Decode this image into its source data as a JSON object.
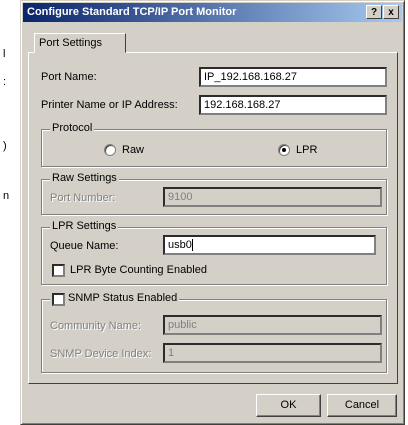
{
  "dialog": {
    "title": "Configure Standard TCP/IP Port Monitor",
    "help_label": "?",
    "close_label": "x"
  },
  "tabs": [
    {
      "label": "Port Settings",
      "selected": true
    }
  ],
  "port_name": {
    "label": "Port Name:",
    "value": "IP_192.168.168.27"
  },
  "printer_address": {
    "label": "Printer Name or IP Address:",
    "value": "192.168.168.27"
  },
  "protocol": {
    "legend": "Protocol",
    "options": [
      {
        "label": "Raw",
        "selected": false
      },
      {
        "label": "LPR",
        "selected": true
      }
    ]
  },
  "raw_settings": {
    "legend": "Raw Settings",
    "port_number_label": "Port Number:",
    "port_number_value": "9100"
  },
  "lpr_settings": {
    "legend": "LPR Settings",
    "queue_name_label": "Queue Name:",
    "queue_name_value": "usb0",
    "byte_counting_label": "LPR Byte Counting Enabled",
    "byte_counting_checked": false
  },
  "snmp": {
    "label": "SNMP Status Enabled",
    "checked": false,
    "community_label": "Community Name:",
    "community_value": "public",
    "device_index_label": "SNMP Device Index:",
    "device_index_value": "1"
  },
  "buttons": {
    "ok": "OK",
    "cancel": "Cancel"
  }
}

...

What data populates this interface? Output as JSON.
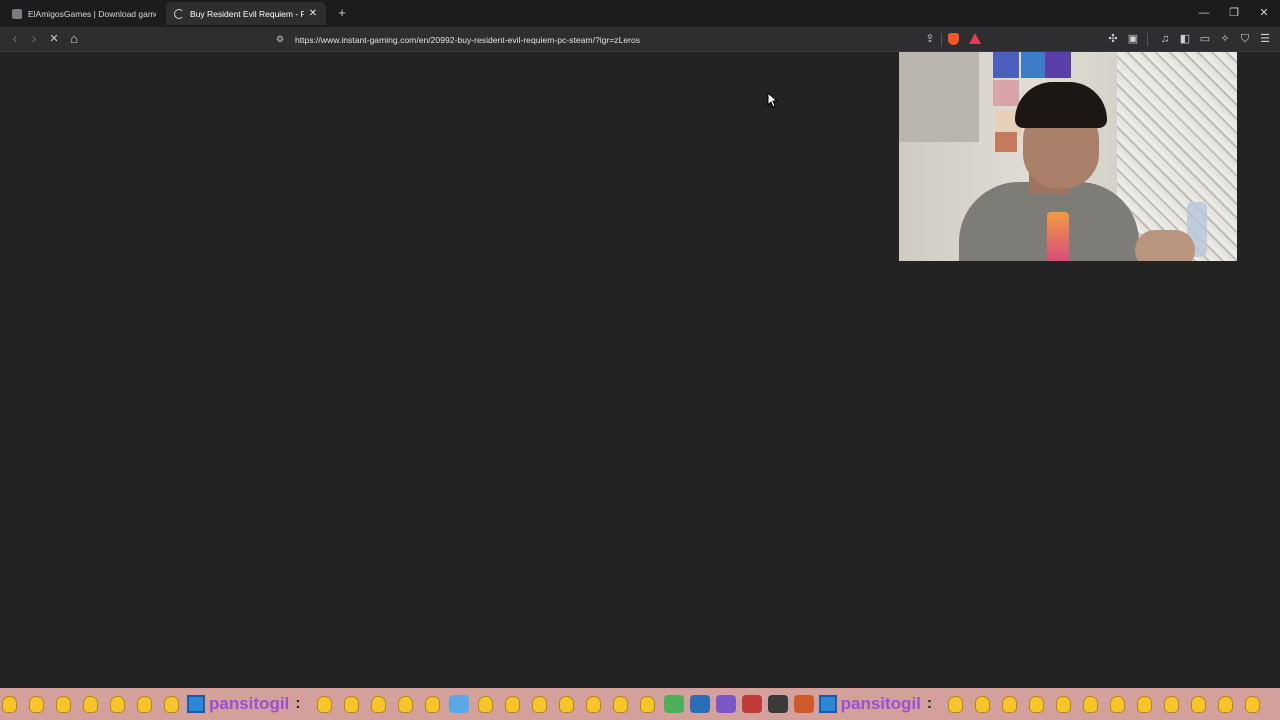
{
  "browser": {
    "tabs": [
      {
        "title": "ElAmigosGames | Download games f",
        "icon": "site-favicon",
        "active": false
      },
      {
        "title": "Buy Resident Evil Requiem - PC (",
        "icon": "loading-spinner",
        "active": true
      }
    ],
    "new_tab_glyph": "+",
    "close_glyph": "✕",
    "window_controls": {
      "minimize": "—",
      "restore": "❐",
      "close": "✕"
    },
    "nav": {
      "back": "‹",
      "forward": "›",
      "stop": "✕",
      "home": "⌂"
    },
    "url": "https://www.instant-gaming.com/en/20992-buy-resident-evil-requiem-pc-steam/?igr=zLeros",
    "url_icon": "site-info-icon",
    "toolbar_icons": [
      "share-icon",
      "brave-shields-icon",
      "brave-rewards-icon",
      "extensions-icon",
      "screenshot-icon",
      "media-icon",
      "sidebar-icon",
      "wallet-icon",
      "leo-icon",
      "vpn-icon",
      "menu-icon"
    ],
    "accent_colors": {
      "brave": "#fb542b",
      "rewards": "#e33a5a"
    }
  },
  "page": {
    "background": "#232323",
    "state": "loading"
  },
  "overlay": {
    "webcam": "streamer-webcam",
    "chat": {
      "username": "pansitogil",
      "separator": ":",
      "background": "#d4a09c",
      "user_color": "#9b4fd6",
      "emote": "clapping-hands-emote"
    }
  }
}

- [Exercise directions] From the entries, copy out each line containing the word "brave".

- [The reply]
      "brave-shields-icon",
      "brave-rewards-icon",
      "brave": "#fb542b",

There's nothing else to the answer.